TASK OBJECTIVE: Without the pictures, give the entries below again exactly as written.
- - - -
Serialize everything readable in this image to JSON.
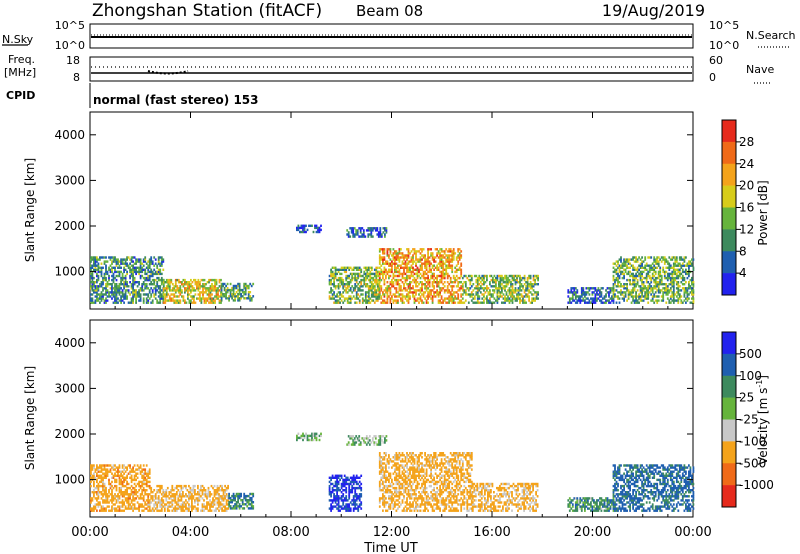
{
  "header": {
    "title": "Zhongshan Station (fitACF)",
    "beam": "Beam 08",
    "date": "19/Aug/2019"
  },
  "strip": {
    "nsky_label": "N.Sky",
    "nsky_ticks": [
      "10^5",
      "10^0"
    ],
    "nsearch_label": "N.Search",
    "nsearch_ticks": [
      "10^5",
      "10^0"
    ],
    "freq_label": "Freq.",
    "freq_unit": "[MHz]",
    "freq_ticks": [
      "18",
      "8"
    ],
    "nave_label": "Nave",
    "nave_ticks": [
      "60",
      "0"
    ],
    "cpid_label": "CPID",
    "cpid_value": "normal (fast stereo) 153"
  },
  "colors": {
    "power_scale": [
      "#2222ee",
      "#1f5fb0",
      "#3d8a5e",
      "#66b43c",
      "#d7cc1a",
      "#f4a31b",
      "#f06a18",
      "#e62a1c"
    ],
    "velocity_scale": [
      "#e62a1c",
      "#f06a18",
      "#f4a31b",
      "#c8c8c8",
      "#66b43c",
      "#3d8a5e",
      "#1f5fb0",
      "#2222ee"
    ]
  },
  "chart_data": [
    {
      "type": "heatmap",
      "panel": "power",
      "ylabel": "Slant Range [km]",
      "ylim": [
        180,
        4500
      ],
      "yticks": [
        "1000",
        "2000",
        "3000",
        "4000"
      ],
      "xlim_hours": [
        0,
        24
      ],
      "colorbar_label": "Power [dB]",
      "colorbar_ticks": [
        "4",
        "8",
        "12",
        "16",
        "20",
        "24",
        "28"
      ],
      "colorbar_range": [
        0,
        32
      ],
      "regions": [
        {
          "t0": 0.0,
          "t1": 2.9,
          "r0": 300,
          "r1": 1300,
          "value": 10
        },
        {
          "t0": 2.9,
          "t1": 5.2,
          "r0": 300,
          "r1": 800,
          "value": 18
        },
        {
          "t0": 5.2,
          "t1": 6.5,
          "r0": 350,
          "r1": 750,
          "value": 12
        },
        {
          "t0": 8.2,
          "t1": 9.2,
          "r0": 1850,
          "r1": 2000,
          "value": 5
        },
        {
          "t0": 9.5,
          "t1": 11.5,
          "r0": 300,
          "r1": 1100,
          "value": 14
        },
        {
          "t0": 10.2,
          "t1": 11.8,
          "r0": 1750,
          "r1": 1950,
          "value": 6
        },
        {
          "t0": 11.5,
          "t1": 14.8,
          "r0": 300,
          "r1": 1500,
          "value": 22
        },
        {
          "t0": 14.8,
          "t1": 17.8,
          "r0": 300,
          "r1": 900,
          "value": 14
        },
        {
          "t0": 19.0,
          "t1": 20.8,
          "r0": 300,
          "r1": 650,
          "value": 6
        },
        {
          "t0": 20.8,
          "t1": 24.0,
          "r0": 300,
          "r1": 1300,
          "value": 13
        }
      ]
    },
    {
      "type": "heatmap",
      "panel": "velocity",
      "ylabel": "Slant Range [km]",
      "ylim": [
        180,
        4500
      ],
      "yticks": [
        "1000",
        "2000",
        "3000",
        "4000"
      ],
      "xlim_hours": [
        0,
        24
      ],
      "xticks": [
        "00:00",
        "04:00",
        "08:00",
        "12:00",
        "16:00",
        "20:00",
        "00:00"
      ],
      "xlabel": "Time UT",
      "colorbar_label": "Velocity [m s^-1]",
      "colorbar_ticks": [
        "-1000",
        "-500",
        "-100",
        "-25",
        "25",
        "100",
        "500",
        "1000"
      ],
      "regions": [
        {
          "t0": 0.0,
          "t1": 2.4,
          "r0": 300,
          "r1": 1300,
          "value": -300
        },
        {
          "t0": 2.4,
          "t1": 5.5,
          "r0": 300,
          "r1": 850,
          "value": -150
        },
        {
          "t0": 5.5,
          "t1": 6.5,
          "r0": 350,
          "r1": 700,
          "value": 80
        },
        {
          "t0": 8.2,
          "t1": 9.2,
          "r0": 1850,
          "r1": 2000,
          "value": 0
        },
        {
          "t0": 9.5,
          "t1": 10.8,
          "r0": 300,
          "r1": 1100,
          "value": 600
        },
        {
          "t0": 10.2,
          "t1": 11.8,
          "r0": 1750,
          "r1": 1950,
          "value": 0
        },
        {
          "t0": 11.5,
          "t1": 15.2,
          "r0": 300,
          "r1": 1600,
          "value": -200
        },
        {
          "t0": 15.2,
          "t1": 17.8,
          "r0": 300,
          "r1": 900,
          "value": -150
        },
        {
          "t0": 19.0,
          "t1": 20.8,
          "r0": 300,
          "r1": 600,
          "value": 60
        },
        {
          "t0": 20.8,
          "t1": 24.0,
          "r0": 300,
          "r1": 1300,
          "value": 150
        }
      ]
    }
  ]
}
- - - -
WRITTEN ANSWER:
Serialize everything readable in this image to JSON.
{
  "header": {
    "title": "Zhongshan Station (fitACF)",
    "beam": "Beam 08",
    "date": "19/Aug/2019"
  },
  "strip": {
    "nsky_label": "N.Sky",
    "nsky_ticks": [
      "10^5",
      "10^0"
    ],
    "nsearch_label": "N.Search",
    "nsearch_ticks": [
      "10^5",
      "10^0"
    ],
    "freq_label": "Freq.",
    "freq_unit": "[MHz]",
    "freq_ticks": [
      "18",
      "8"
    ],
    "nave_label": "Nave",
    "nave_ticks": [
      "60",
      "0"
    ],
    "cpid_label": "CPID",
    "cpid_value": "normal (fast stereo) 153"
  },
  "colors": {
    "power_scale": [
      "#2222ee",
      "#1f5fb0",
      "#3d8a5e",
      "#66b43c",
      "#d7cc1a",
      "#f4a31b",
      "#f06a18",
      "#e62a1c"
    ],
    "velocity_scale": [
      "#e62a1c",
      "#f06a18",
      "#f4a31b",
      "#c8c8c8",
      "#66b43c",
      "#3d8a5e",
      "#1f5fb0",
      "#2222ee"
    ]
  },
  "chart_data": [
    {
      "type": "heatmap",
      "panel": "power",
      "ylabel": "Slant Range [km]",
      "ylim": [
        180,
        4500
      ],
      "yticks": [
        "1000",
        "2000",
        "3000",
        "4000"
      ],
      "xlim_hours": [
        0,
        24
      ],
      "colorbar_label": "Power [dB]",
      "colorbar_ticks": [
        "4",
        "8",
        "12",
        "16",
        "20",
        "24",
        "28"
      ],
      "colorbar_range": [
        0,
        32
      ],
      "regions": [
        {
          "t0": 0.0,
          "t1": 2.9,
          "r0": 300,
          "r1": 1300,
          "value": 10
        },
        {
          "t0": 2.9,
          "t1": 5.2,
          "r0": 300,
          "r1": 800,
          "value": 18
        },
        {
          "t0": 5.2,
          "t1": 6.5,
          "r0": 350,
          "r1": 750,
          "value": 12
        },
        {
          "t0": 8.2,
          "t1": 9.2,
          "r0": 1850,
          "r1": 2000,
          "value": 5
        },
        {
          "t0": 9.5,
          "t1": 11.5,
          "r0": 300,
          "r1": 1100,
          "value": 14
        },
        {
          "t0": 10.2,
          "t1": 11.8,
          "r0": 1750,
          "r1": 1950,
          "value": 6
        },
        {
          "t0": 11.5,
          "t1": 14.8,
          "r0": 300,
          "r1": 1500,
          "value": 22
        },
        {
          "t0": 14.8,
          "t1": 17.8,
          "r0": 300,
          "r1": 900,
          "value": 14
        },
        {
          "t0": 19.0,
          "t1": 20.8,
          "r0": 300,
          "r1": 650,
          "value": 6
        },
        {
          "t0": 20.8,
          "t1": 24.0,
          "r0": 300,
          "r1": 1300,
          "value": 13
        }
      ]
    },
    {
      "type": "heatmap",
      "panel": "velocity",
      "ylabel": "Slant Range [km]",
      "ylim": [
        180,
        4500
      ],
      "yticks": [
        "1000",
        "2000",
        "3000",
        "4000"
      ],
      "xlim_hours": [
        0,
        24
      ],
      "xticks": [
        "00:00",
        "04:00",
        "08:00",
        "12:00",
        "16:00",
        "20:00",
        "00:00"
      ],
      "xlabel": "Time UT",
      "colorbar_label": "Velocity [m s^-1]",
      "colorbar_ticks": [
        "-1000",
        "-500",
        "-100",
        "-25",
        "25",
        "100",
        "500",
        "1000"
      ],
      "regions": [
        {
          "t0": 0.0,
          "t1": 2.4,
          "r0": 300,
          "r1": 1300,
          "value": -300
        },
        {
          "t0": 2.4,
          "t1": 5.5,
          "r0": 300,
          "r1": 850,
          "value": -150
        },
        {
          "t0": 5.5,
          "t1": 6.5,
          "r0": 350,
          "r1": 700,
          "value": 80
        },
        {
          "t0": 8.2,
          "t1": 9.2,
          "r0": 1850,
          "r1": 2000,
          "value": 0
        },
        {
          "t0": 9.5,
          "t1": 10.8,
          "r0": 300,
          "r1": 1100,
          "value": 600
        },
        {
          "t0": 10.2,
          "t1": 11.8,
          "r0": 1750,
          "r1": 1950,
          "value": 0
        },
        {
          "t0": 11.5,
          "t1": 15.2,
          "r0": 300,
          "r1": 1600,
          "value": -200
        },
        {
          "t0": 15.2,
          "t1": 17.8,
          "r0": 300,
          "r1": 900,
          "value": -150
        },
        {
          "t0": 19.0,
          "t1": 20.8,
          "r0": 300,
          "r1": 600,
          "value": 60
        },
        {
          "t0": 20.8,
          "t1": 24.0,
          "r0": 300,
          "r1": 1300,
          "value": 150
        }
      ]
    }
  ]
}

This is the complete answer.